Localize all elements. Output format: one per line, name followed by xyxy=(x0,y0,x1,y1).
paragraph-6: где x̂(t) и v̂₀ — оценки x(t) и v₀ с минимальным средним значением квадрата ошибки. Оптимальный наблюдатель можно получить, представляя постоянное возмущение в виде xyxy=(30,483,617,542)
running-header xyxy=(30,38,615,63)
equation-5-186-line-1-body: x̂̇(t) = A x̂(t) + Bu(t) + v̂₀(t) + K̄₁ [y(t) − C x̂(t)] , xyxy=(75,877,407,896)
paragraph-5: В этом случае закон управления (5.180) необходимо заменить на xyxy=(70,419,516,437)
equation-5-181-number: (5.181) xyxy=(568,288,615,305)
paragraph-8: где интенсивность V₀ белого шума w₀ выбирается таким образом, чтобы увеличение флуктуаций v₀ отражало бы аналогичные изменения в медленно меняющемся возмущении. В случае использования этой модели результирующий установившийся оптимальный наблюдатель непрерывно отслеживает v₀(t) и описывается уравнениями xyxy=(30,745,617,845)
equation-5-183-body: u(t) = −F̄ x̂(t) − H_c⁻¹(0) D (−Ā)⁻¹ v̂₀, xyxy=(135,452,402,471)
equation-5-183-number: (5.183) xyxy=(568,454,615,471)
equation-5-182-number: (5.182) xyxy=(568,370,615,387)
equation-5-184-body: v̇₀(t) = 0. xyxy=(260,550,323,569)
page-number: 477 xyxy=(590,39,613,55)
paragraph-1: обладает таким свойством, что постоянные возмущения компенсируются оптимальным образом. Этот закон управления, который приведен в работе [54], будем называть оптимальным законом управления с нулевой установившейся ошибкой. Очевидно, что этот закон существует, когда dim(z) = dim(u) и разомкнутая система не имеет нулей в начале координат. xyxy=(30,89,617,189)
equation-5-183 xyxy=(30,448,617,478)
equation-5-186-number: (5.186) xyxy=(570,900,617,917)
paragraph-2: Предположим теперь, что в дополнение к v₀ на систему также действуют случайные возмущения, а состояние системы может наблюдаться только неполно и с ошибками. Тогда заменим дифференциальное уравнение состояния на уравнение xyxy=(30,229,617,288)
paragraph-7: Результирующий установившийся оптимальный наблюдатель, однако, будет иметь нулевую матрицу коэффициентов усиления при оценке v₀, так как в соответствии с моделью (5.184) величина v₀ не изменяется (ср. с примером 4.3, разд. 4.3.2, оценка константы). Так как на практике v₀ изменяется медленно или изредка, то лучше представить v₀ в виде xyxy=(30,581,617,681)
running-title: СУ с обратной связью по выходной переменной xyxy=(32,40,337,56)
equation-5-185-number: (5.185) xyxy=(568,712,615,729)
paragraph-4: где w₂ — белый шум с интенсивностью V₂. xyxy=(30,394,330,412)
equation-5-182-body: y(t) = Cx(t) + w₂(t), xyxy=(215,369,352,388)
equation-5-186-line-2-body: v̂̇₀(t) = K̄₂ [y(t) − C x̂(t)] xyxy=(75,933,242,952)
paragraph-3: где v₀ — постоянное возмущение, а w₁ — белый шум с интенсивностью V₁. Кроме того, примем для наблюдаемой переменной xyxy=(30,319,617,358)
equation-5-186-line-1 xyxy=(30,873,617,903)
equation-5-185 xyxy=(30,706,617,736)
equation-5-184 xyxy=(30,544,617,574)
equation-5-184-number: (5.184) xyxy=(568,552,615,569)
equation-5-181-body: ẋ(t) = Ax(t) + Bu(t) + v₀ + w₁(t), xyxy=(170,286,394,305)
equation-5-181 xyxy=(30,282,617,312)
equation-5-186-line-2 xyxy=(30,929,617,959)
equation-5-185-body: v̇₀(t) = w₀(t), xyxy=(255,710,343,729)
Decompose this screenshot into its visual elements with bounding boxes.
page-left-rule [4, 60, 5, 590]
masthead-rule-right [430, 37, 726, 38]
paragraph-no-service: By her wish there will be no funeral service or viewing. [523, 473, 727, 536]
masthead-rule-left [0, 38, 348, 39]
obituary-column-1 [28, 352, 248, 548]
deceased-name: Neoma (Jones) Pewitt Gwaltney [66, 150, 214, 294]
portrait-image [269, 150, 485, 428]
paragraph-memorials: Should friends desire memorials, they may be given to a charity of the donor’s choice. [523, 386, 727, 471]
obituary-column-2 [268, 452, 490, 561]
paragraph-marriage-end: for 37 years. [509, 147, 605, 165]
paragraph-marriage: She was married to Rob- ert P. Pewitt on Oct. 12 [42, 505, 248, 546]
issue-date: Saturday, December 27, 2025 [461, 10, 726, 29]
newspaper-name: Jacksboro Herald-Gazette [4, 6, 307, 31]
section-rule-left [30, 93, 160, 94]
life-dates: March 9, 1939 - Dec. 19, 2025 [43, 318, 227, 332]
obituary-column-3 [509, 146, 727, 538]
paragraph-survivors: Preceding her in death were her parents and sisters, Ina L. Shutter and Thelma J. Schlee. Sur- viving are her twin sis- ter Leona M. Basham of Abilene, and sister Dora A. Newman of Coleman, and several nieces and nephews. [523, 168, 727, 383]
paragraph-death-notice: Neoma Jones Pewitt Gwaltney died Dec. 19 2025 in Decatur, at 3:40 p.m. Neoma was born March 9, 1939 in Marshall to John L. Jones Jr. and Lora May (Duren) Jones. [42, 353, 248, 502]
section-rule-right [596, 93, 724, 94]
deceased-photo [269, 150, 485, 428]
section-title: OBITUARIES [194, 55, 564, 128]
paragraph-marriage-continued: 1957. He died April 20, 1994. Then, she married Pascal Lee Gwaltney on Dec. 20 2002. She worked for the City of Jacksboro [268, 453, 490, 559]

────────────────────────────────────────

**The problem:** Reproduce every one of the records above, word for word, with nothing added or changed.

**Answer to this problem:**
Localize all elements. Output format: one per line, name followed by xyxy=(x0,y0,x1,y1).
paragraph-6: где x̂(t) и v̂₀ — оценки x(t) и v₀ с минимальным средним значением квадрата ошибки. Оптимальный наблюдатель можно получить, представляя постоянное возмущение в виде xyxy=(30,483,617,542)
running-header xyxy=(30,38,615,63)
equation-5-186-line-1-body: x̂̇(t) = A x̂(t) + Bu(t) + v̂₀(t) + K̄₁ [y(t) − C x̂(t)] , xyxy=(75,877,407,896)
paragraph-5: В этом случае закон управления (5.180) необходимо заменить на xyxy=(70,419,516,437)
equation-5-181-number: (5.181) xyxy=(568,288,615,305)
paragraph-8: где интенсивность V₀ белого шума w₀ выбирается таким образом, чтобы увеличение флуктуаций v₀ отражало бы аналогичные изменения в медленно меняющемся возмущении. В случае использования этой модели результирующий установившийся оптимальный наблюдатель непрерывно отслеживает v₀(t) и описывается уравнениями xyxy=(30,745,617,845)
equation-5-183-body: u(t) = −F̄ x̂(t) − H_c⁻¹(0) D (−Ā)⁻¹ v̂₀, xyxy=(135,452,402,471)
equation-5-183-number: (5.183) xyxy=(568,454,615,471)
equation-5-182-number: (5.182) xyxy=(568,370,615,387)
equation-5-184-body: v̇₀(t) = 0. xyxy=(260,550,323,569)
page-number: 477 xyxy=(590,39,613,55)
paragraph-1: обладает таким свойством, что постоянные возмущения компенсируются оптимальным образом. Этот закон управления, который приведен в работе [54], будем называть оптимальным законом управления с нулевой установившейся ошибкой. Очевидно, что этот закон существует, когда dim(z) = dim(u) и разомкнутая система не имеет нулей в начале координат. xyxy=(30,89,617,189)
equation-5-183 xyxy=(30,448,617,478)
equation-5-186-number: (5.186) xyxy=(570,900,617,917)
paragraph-2: Предположим теперь, что в дополнение к v₀ на систему также действуют случайные возмущения, а состояние системы может наблюдаться только неполно и с ошибками. Тогда заменим дифференциальное уравнение состояния на уравнение xyxy=(30,229,617,288)
paragraph-7: Результирующий установившийся оптимальный наблюдатель, однако, будет иметь нулевую матрицу коэффициентов усиления при оценке v₀, так как в соответствии с моделью (5.184) величина v₀ не изменяется (ср. с примером 4.3, разд. 4.3.2, оценка константы). Так как на практике v₀ изменяется медленно или изредка, то лучше представить v₀ в виде xyxy=(30,581,617,681)
running-title: СУ с обратной связью по выходной переменной xyxy=(32,40,337,56)
equation-5-185-number: (5.185) xyxy=(568,712,615,729)
paragraph-4: где w₂ — белый шум с интенсивностью V₂. xyxy=(30,394,330,412)
equation-5-182-body: y(t) = Cx(t) + w₂(t), xyxy=(215,369,352,388)
equation-5-186-line-2-body: v̂̇₀(t) = K̄₂ [y(t) − C x̂(t)] xyxy=(75,933,242,952)
paragraph-3: где v₀ — постоянное возмущение, а w₁ — белый шум с интенсивностью V₁. Кроме того, примем для наблюдаемой переменной xyxy=(30,319,617,358)
equation-5-186-line-1 xyxy=(30,873,617,903)
equation-5-185 xyxy=(30,706,617,736)
equation-5-184 xyxy=(30,544,617,574)
equation-5-184-number: (5.184) xyxy=(568,552,615,569)
equation-5-181-body: ẋ(t) = Ax(t) + Bu(t) + v₀ + w₁(t), xyxy=(170,286,394,305)
equation-5-181 xyxy=(30,282,617,312)
equation-5-186-line-2 xyxy=(30,929,617,959)
equation-5-185-body: v̇₀(t) = w₀(t), xyxy=(255,710,343,729)
Decompose this screenshot into its visual elements with bounding boxes.
page-left-rule [4, 60, 5, 590]
masthead-rule-right [430, 37, 726, 38]
paragraph-no-service: By her wish there will be no funeral service or viewing. [523, 473, 727, 536]
masthead-rule-left [0, 38, 348, 39]
obituary-column-1 [28, 352, 248, 548]
deceased-name: Neoma (Jones) Pewitt Gwaltney [66, 150, 214, 294]
portrait-image [269, 150, 485, 428]
paragraph-memorials: Should friends desire memorials, they may be given to a charity of the donor’s choice. [523, 386, 727, 471]
obituary-column-2 [268, 452, 490, 561]
paragraph-marriage-end: for 37 years. [509, 147, 605, 165]
paragraph-marriage: She was married to Rob- ert P. Pewitt on Oct. 12 [42, 505, 248, 546]
issue-date: Saturday, December 27, 2025 [461, 10, 726, 29]
newspaper-name: Jacksboro Herald-Gazette [4, 6, 307, 31]
section-rule-left [30, 93, 160, 94]
life-dates: March 9, 1939 - Dec. 19, 2025 [43, 318, 227, 332]
obituary-column-3 [509, 146, 727, 538]
paragraph-survivors: Preceding her in death were her parents and sisters, Ina L. Shutter and Thelma J. Schlee. Sur- viving are her twin sis- ter Leona M. Basham of Abilene, and sister Dora A. Newman of Coleman, and several nieces and nephews. [523, 168, 727, 383]
paragraph-death-notice: Neoma Jones Pewitt Gwaltney died Dec. 19 2025 in Decatur, at 3:40 p.m. Neoma was born March 9, 1939 in Marshall to John L. Jones Jr. and Lora May (Duren) Jones. [42, 353, 248, 502]
section-rule-right [596, 93, 724, 94]
deceased-photo [269, 150, 485, 428]
section-title: OBITUARIES [194, 55, 564, 128]
paragraph-marriage-continued: 1957. He died April 20, 1994. Then, she married Pascal Lee Gwaltney on Dec. 20 2002. She worked for the City of Jacksboro [268, 453, 490, 559]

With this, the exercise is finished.